- **Items from a dataset**
■ ■ ■ ■ ■ ■ ■
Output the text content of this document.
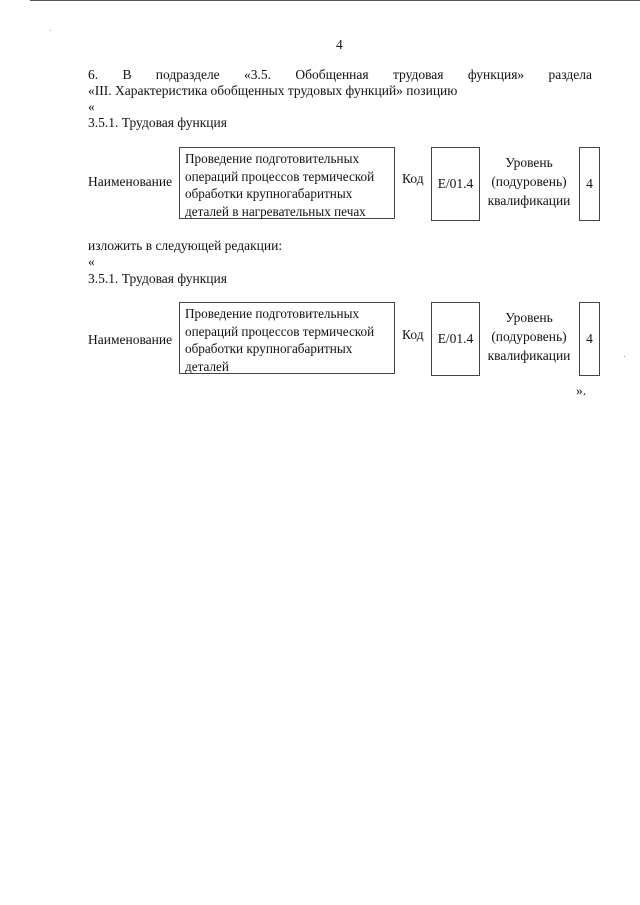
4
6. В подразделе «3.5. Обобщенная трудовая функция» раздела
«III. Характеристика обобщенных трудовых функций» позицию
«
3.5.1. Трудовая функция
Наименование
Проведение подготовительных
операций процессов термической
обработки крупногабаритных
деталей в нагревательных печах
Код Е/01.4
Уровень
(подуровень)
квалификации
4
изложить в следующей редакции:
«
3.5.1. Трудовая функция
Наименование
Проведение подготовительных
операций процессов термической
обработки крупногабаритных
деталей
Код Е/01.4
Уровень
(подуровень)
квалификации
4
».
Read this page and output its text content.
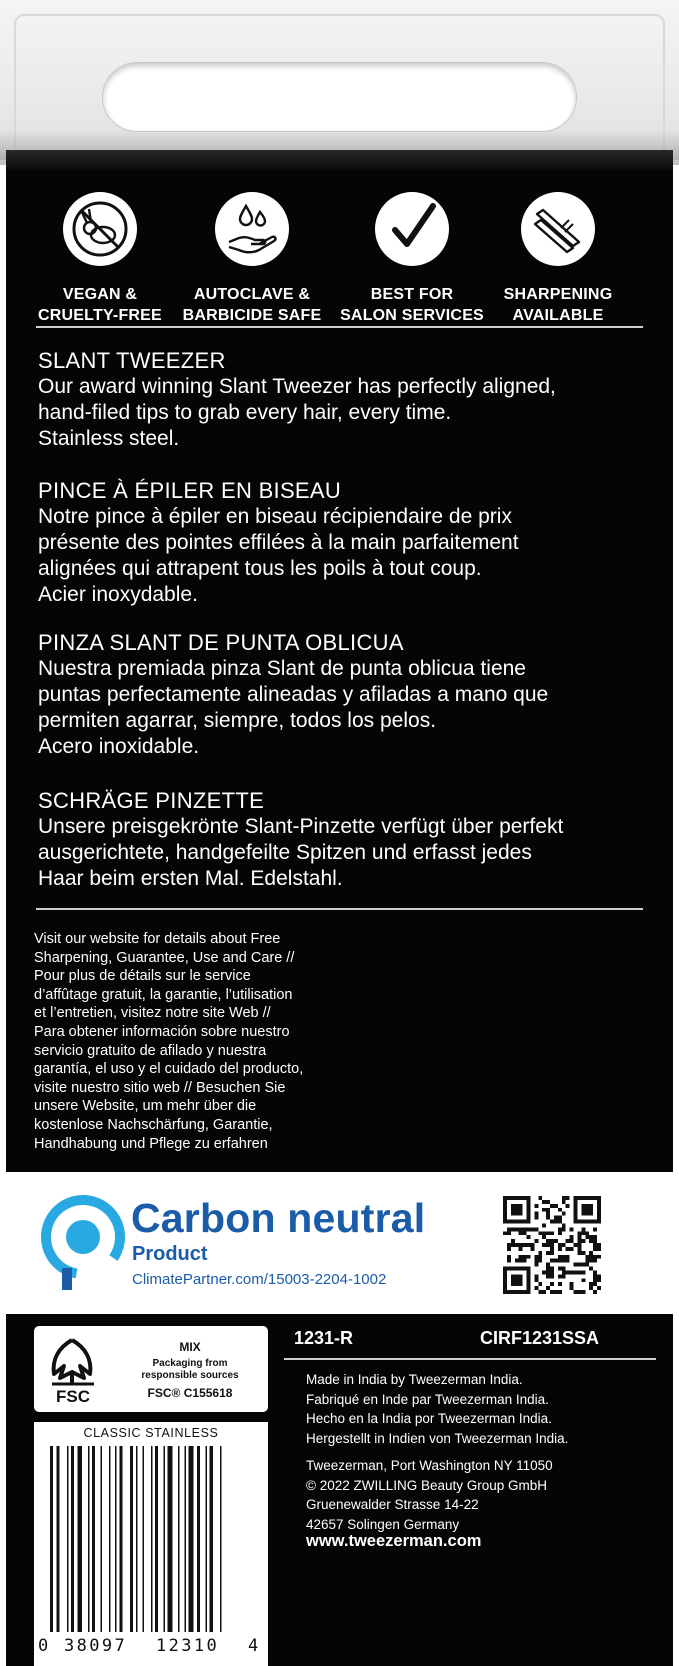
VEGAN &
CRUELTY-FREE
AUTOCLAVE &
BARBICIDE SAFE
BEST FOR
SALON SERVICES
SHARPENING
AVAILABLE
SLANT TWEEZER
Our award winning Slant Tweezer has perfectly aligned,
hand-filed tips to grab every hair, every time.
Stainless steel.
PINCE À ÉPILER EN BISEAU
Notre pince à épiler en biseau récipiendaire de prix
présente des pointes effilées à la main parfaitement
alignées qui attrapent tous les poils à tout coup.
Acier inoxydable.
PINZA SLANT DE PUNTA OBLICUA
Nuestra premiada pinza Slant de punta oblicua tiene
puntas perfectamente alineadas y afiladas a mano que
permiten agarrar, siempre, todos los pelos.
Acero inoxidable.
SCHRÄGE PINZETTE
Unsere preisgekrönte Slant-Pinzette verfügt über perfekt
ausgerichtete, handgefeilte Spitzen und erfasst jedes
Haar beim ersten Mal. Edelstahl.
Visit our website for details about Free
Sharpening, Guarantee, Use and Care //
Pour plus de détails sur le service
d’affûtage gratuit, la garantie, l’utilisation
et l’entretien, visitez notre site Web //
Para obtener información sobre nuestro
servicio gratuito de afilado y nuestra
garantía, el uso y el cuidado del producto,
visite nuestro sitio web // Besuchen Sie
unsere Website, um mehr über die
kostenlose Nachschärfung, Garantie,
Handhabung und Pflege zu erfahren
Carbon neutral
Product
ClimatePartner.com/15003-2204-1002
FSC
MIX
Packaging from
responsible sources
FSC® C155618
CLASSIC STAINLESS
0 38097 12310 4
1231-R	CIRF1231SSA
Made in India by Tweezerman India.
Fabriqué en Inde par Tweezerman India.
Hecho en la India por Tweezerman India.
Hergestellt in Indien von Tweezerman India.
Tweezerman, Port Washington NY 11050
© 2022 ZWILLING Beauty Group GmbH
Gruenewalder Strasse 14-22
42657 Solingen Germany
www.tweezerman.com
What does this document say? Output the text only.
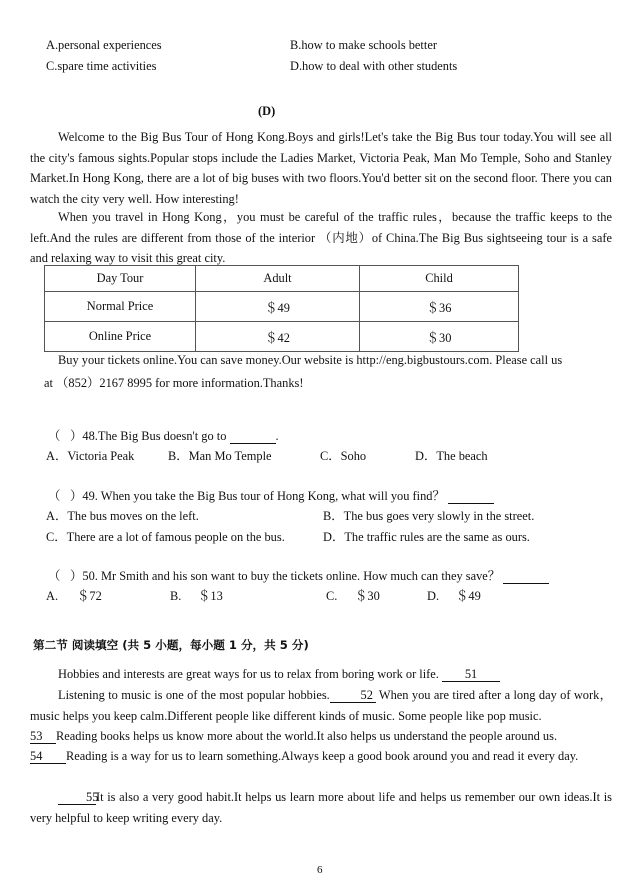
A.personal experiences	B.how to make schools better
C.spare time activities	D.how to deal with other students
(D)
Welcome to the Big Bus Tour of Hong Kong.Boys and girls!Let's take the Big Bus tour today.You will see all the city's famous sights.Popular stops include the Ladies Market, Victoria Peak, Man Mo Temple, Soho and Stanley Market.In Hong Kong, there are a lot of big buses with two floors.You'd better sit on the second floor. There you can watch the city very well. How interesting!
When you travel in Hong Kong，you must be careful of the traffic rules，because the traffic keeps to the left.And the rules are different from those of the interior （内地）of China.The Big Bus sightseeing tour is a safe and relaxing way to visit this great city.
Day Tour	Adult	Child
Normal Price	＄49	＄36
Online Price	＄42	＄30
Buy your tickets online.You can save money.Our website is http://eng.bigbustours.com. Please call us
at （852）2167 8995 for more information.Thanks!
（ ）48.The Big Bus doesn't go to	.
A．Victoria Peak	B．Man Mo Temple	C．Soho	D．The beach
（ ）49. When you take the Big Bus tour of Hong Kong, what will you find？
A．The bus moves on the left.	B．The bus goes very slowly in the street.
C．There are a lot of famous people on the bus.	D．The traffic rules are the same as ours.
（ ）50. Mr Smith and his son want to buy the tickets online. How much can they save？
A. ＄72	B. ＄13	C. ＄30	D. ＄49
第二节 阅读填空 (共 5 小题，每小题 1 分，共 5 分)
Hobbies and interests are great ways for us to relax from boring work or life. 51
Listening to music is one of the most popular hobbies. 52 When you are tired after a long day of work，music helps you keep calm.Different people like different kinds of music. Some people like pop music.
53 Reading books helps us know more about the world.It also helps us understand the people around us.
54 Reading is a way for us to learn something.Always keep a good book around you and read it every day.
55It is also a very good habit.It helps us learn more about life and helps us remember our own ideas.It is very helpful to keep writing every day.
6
■ ■ ■ ■ ■ ■ ■
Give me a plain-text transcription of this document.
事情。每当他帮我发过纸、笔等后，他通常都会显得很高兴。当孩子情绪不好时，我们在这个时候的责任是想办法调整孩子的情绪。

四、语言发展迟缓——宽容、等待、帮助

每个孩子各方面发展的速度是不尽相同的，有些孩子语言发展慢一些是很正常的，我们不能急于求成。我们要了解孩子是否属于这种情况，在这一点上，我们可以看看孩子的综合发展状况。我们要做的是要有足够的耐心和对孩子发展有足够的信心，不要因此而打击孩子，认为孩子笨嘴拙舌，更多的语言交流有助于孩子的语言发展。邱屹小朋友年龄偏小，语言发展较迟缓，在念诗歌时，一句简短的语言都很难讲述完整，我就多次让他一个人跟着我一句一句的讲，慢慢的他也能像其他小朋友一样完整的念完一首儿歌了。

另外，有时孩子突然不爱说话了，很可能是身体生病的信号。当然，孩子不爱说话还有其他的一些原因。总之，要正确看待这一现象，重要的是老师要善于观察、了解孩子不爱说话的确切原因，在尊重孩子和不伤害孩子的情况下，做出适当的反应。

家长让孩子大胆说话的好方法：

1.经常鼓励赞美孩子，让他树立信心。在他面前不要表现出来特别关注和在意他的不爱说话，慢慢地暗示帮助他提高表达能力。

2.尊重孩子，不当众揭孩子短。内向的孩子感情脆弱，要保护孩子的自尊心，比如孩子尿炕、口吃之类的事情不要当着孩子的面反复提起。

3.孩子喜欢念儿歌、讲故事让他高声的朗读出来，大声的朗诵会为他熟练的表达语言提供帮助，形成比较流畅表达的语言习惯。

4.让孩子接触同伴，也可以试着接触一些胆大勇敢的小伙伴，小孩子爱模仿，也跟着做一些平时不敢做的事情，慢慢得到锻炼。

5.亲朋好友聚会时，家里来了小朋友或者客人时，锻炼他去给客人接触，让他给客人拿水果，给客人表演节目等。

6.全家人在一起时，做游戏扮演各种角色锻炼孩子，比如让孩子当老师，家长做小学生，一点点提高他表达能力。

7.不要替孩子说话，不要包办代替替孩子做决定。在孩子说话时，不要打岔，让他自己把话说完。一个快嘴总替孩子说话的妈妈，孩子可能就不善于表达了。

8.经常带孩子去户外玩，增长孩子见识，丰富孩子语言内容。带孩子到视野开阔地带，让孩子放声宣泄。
■ ■ ■ ■ ■ ■ ■
- **TASK STATEMENT**
Give only the number of lines in the data that include the string "Victoria".

- **WORKED SOLUTION**
2